→ **Set task**
Omit the images, then output each of the records below exactly.

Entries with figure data
· · · · ·

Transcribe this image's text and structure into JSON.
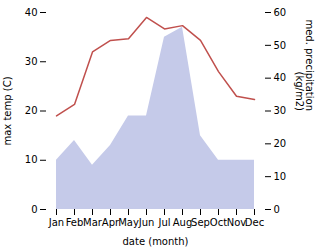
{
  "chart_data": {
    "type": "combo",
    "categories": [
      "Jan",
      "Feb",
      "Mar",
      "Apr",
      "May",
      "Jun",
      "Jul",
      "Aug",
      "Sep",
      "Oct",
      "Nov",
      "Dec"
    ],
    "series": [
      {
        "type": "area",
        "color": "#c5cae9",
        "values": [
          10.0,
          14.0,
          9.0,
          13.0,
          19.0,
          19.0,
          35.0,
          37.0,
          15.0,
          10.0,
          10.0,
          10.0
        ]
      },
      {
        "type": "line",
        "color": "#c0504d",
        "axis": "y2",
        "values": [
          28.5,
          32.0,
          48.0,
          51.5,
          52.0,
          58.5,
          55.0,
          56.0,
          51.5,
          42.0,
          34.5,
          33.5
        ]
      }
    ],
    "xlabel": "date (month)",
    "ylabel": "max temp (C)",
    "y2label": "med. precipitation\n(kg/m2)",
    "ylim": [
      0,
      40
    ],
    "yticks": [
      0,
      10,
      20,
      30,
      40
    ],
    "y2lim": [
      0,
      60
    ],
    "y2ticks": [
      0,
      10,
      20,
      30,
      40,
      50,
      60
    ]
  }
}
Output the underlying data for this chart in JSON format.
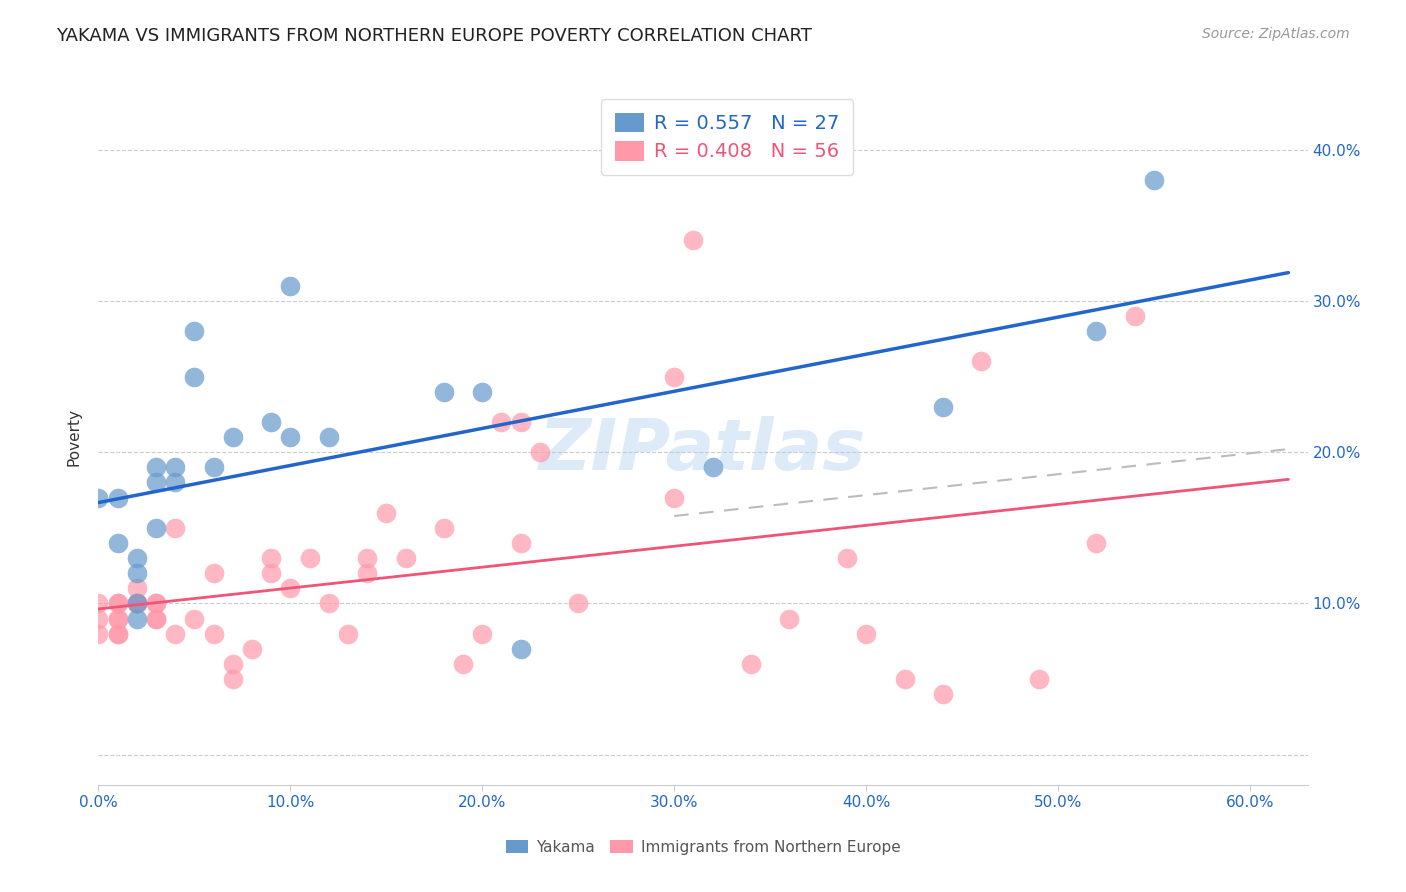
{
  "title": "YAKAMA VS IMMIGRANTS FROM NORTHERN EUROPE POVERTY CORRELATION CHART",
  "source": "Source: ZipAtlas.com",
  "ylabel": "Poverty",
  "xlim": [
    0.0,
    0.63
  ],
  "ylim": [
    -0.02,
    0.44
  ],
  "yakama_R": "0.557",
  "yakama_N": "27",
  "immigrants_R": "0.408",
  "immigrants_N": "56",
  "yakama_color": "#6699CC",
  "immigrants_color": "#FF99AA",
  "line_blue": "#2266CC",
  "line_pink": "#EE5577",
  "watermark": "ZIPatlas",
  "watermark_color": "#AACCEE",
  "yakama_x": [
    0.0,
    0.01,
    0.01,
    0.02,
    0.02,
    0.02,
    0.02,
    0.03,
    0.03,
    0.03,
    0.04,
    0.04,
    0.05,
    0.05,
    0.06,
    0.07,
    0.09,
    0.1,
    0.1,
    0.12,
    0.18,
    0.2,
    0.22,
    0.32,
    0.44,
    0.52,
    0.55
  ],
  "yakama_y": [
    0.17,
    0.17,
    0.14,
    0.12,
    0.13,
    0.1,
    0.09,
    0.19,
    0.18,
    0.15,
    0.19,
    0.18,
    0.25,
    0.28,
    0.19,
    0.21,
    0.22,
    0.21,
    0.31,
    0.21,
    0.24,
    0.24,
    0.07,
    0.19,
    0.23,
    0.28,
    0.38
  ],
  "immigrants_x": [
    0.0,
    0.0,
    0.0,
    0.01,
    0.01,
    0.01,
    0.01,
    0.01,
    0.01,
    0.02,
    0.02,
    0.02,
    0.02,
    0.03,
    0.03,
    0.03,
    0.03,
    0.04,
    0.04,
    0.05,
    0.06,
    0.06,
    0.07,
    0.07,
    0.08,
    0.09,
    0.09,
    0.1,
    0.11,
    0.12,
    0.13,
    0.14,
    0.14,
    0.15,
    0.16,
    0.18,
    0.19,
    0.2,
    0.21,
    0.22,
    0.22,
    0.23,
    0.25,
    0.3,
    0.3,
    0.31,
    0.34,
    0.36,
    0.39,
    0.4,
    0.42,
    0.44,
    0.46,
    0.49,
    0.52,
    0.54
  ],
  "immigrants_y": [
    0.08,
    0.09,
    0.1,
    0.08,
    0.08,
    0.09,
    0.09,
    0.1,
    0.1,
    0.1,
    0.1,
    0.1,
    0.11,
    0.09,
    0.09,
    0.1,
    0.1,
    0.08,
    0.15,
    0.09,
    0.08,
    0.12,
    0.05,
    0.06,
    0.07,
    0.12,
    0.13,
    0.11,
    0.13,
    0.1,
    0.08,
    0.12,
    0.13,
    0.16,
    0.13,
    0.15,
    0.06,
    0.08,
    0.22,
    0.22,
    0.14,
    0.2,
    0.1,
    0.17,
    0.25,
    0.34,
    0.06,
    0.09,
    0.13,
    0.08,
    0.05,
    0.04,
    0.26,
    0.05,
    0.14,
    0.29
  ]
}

· · · · ·

→ **Exercise solution**
Transcribe this image's text and structure into JSON.
{
  "chart_data": {
    "type": "combo",
    "categories": [
      "Jan",
      "Feb",
      "Mar",
      "Apr",
      "May",
      "Jun",
      "Jul",
      "Aug",
      "Sep",
      "Oct",
      "Nov",
      "Dec"
    ],
    "series": [
      {
        "type": "area",
        "color": "#c5cae9",
        "values": [
          10.0,
          14.0,
          9.0,
          13.0,
          19.0,
          19.0,
          35.0,
          37.0,
          15.0,
          10.0,
          10.0,
          10.0
        ]
      },
      {
        "type": "line",
        "color": "#c0504d",
        "axis": "y2",
        "values": [
          28.5,
          32.0,
          48.0,
          51.5,
          52.0,
          58.5,
          55.0,
          56.0,
          51.5,
          42.0,
          34.5,
          33.5
        ]
      }
    ],
    "xlabel": "date (month)",
    "ylabel": "max temp (C)",
    "y2label": "med. precipitation\n(kg/m2)",
    "ylim": [
      0,
      40
    ],
    "yticks": [
      0,
      10,
      20,
      30,
      40
    ],
    "y2lim": [
      0,
      60
    ],
    "y2ticks": [
      0,
      10,
      20,
      30,
      40,
      50,
      60
    ]
  }
}
Output the underlying data for this chart in JSON format.
{
  "title": "YAKAMA VS IMMIGRANTS FROM NORTHERN EUROPE POVERTY CORRELATION CHART",
  "source": "Source: ZipAtlas.com",
  "ylabel": "Poverty",
  "xlim": [
    0.0,
    0.63
  ],
  "ylim": [
    -0.02,
    0.44
  ],
  "yakama_R": "0.557",
  "yakama_N": "27",
  "immigrants_R": "0.408",
  "immigrants_N": "56",
  "yakama_color": "#6699CC",
  "immigrants_color": "#FF99AA",
  "line_blue": "#2266CC",
  "line_pink": "#EE5577",
  "watermark": "ZIPatlas",
  "watermark_color": "#AACCEE",
  "yakama_x": [
    0.0,
    0.01,
    0.01,
    0.02,
    0.02,
    0.02,
    0.02,
    0.03,
    0.03,
    0.03,
    0.04,
    0.04,
    0.05,
    0.05,
    0.06,
    0.07,
    0.09,
    0.1,
    0.1,
    0.12,
    0.18,
    0.2,
    0.22,
    0.32,
    0.44,
    0.52,
    0.55
  ],
  "yakama_y": [
    0.17,
    0.17,
    0.14,
    0.12,
    0.13,
    0.1,
    0.09,
    0.19,
    0.18,
    0.15,
    0.19,
    0.18,
    0.25,
    0.28,
    0.19,
    0.21,
    0.22,
    0.21,
    0.31,
    0.21,
    0.24,
    0.24,
    0.07,
    0.19,
    0.23,
    0.28,
    0.38
  ],
  "immigrants_x": [
    0.0,
    0.0,
    0.0,
    0.01,
    0.01,
    0.01,
    0.01,
    0.01,
    0.01,
    0.02,
    0.02,
    0.02,
    0.02,
    0.03,
    0.03,
    0.03,
    0.03,
    0.04,
    0.04,
    0.05,
    0.06,
    0.06,
    0.07,
    0.07,
    0.08,
    0.09,
    0.09,
    0.1,
    0.11,
    0.12,
    0.13,
    0.14,
    0.14,
    0.15,
    0.16,
    0.18,
    0.19,
    0.2,
    0.21,
    0.22,
    0.22,
    0.23,
    0.25,
    0.3,
    0.3,
    0.31,
    0.34,
    0.36,
    0.39,
    0.4,
    0.42,
    0.44,
    0.46,
    0.49,
    0.52,
    0.54
  ],
  "immigrants_y": [
    0.08,
    0.09,
    0.1,
    0.08,
    0.08,
    0.09,
    0.09,
    0.1,
    0.1,
    0.1,
    0.1,
    0.1,
    0.11,
    0.09,
    0.09,
    0.1,
    0.1,
    0.08,
    0.15,
    0.09,
    0.08,
    0.12,
    0.05,
    0.06,
    0.07,
    0.12,
    0.13,
    0.11,
    0.13,
    0.1,
    0.08,
    0.12,
    0.13,
    0.16,
    0.13,
    0.15,
    0.06,
    0.08,
    0.22,
    0.22,
    0.14,
    0.2,
    0.1,
    0.17,
    0.25,
    0.34,
    0.06,
    0.09,
    0.13,
    0.08,
    0.05,
    0.04,
    0.26,
    0.05,
    0.14,
    0.29
  ]
}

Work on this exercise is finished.